▶ **TASK REQUIREMENTS**
Gather all lines containing the string "maximale" and copy them out.

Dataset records
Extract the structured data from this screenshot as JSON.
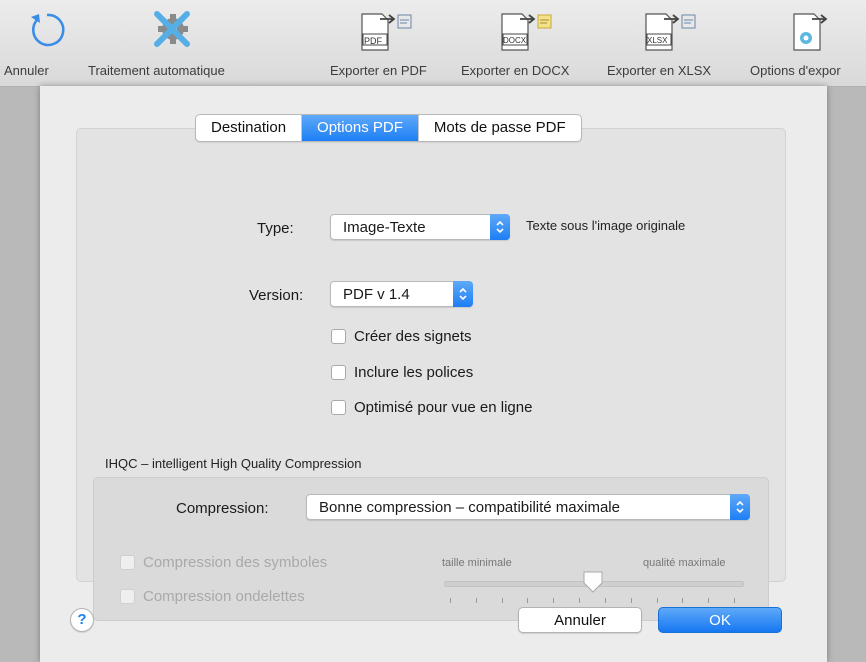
{
  "toolbar": {
    "undo_label": "Annuler",
    "auto_label": "Traitement automatique",
    "export_pdf_label": "Exporter en PDF",
    "export_docx_label": "Exporter en DOCX",
    "export_xlsx_label": "Exporter en XLSX",
    "export_options_label": "Options d'expor",
    "pdf_badge": "PDF",
    "docx_badge": "DOCX",
    "xlsx_badge": "XLSX"
  },
  "tabs": [
    {
      "label": "Destination",
      "active": false
    },
    {
      "label": "Options PDF",
      "active": true
    },
    {
      "label": "Mots de passe PDF",
      "active": false
    }
  ],
  "type": {
    "label": "Type:",
    "value": "Image-Texte",
    "note": "Texte sous l'image originale"
  },
  "version": {
    "label": "Version:",
    "value": "PDF v 1.4"
  },
  "options": [
    {
      "label": "Créer des signets",
      "checked": false
    },
    {
      "label": "Inclure les polices",
      "checked": false
    },
    {
      "label": "Optimisé pour vue en ligne",
      "checked": false
    }
  ],
  "ihqc": {
    "title": "IHQC – intelligent High Quality Compression",
    "compression_label": "Compression:",
    "compression_value": "Bonne compression – compatibilité maximale",
    "symbols_label": "Compression des symboles",
    "wavelet_label": "Compression ondelettes",
    "slider_min_label": "taille minimale",
    "slider_max_label": "qualité maximale",
    "slider_value_fraction": 0.5
  },
  "buttons": {
    "help": "?",
    "cancel": "Annuler",
    "ok": "OK"
  },
  "colors": {
    "accent": "#1d7ff4",
    "undo_icon": "#3a8de6",
    "auto_icon": "#56aee6",
    "gear": "#8a8a8a"
  }
}
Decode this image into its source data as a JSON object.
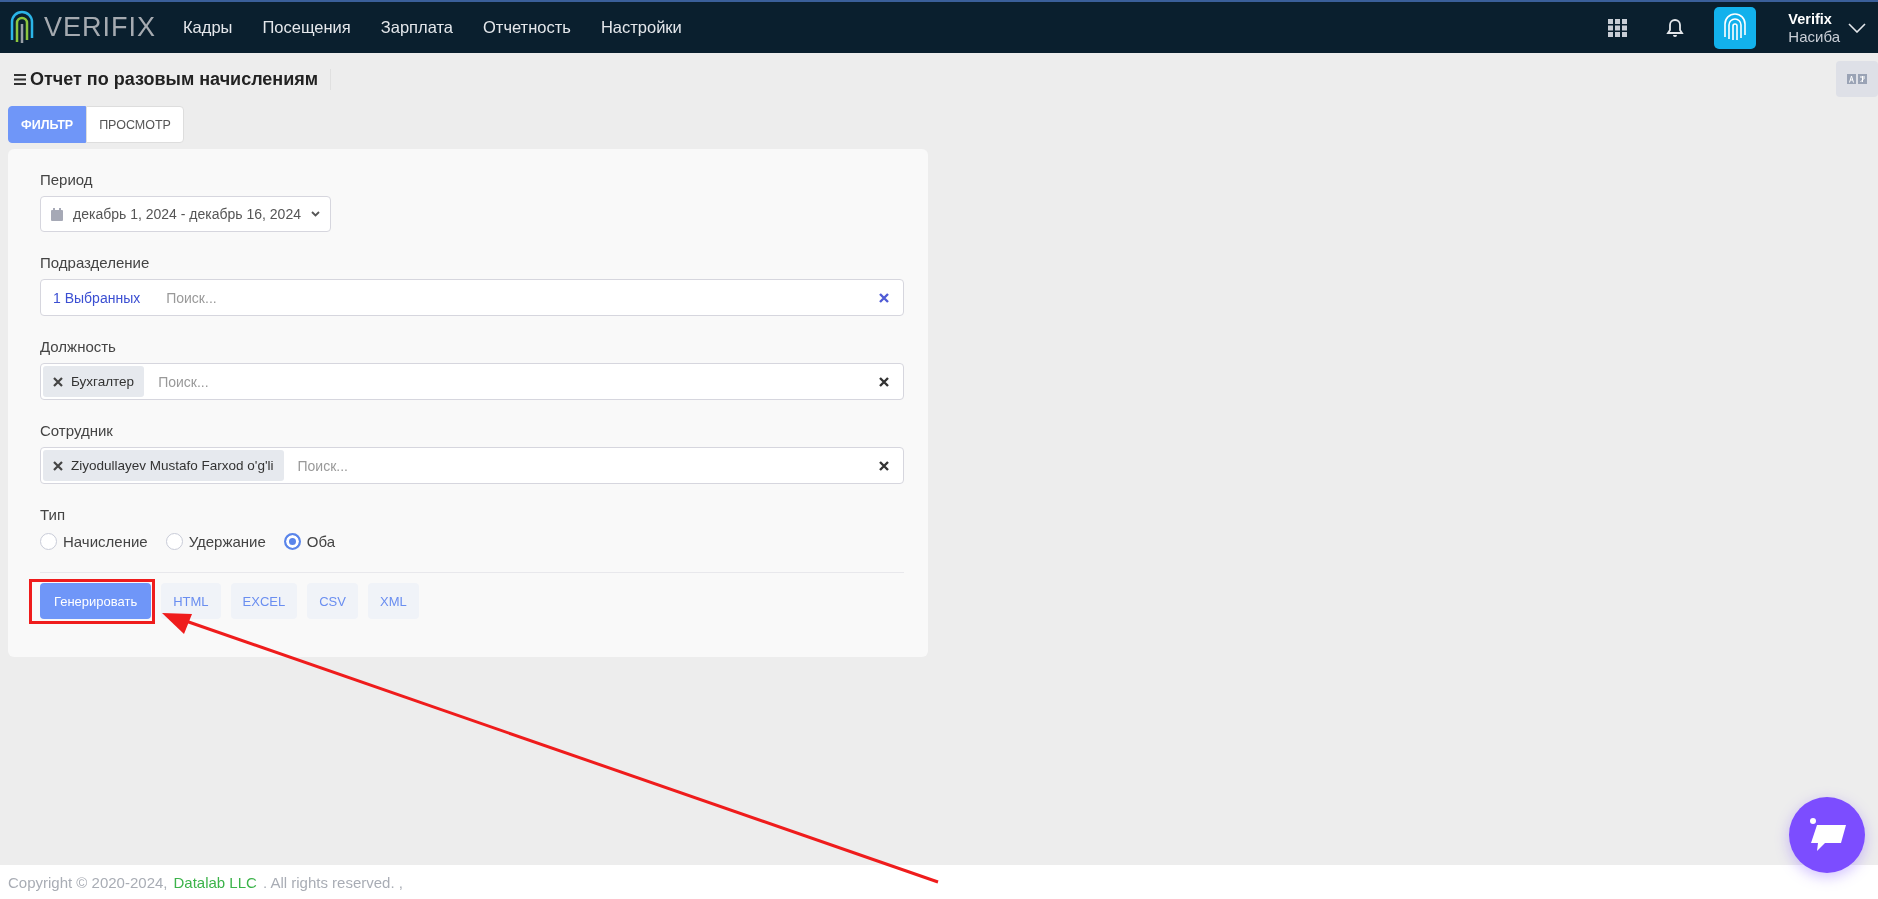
{
  "header": {
    "logo_text": "VERIFIX",
    "nav": [
      "Кадры",
      "Посещения",
      "Зарплата",
      "Отчетность",
      "Настройки"
    ],
    "user": {
      "name": "Verifix",
      "subtitle": "Насиба"
    }
  },
  "page": {
    "title": "Отчет по разовым начислениям"
  },
  "tabs": [
    {
      "label": "ФИЛЬТР",
      "selected": true
    },
    {
      "label": "ПРОСМОТР",
      "selected": false
    }
  ],
  "form": {
    "period": {
      "label": "Период",
      "value": "декабрь 1, 2024 - декабрь 16, 2024"
    },
    "fields": [
      {
        "label": "Подразделение",
        "kind": "summary",
        "summary": "1 Выбранных",
        "placeholder": "Поиск..."
      },
      {
        "label": "Должность",
        "kind": "chips",
        "chips": [
          "Бухгалтер"
        ],
        "placeholder": "Поиск..."
      },
      {
        "label": "Сотрудник",
        "kind": "chips",
        "chips": [
          "Ziyodullayev Mustafo Farxod o'g'li"
        ],
        "placeholder": "Поиск..."
      }
    ],
    "type": {
      "label": "Тип",
      "options": [
        {
          "label": "Начисление",
          "selected": false
        },
        {
          "label": "Удержание",
          "selected": false
        },
        {
          "label": "Оба",
          "selected": true
        }
      ]
    },
    "buttons": [
      {
        "label": "Генерировать",
        "kind": "primary"
      },
      {
        "label": "HTML",
        "kind": "export"
      },
      {
        "label": "EXCEL",
        "kind": "export"
      },
      {
        "label": "CSV",
        "kind": "export"
      },
      {
        "label": "XML",
        "kind": "export"
      }
    ]
  },
  "footer": {
    "prefix": "Copyright © 2020-2024,",
    "link": "Datalab LLC",
    "suffix": ". All rights reserved. ,"
  }
}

▶ **SOLUTION TO THIS PROBLEM**
    "compression_value": "Bonne compression – compatibilité maximale",
    "slider_max_label": "qualité maximale",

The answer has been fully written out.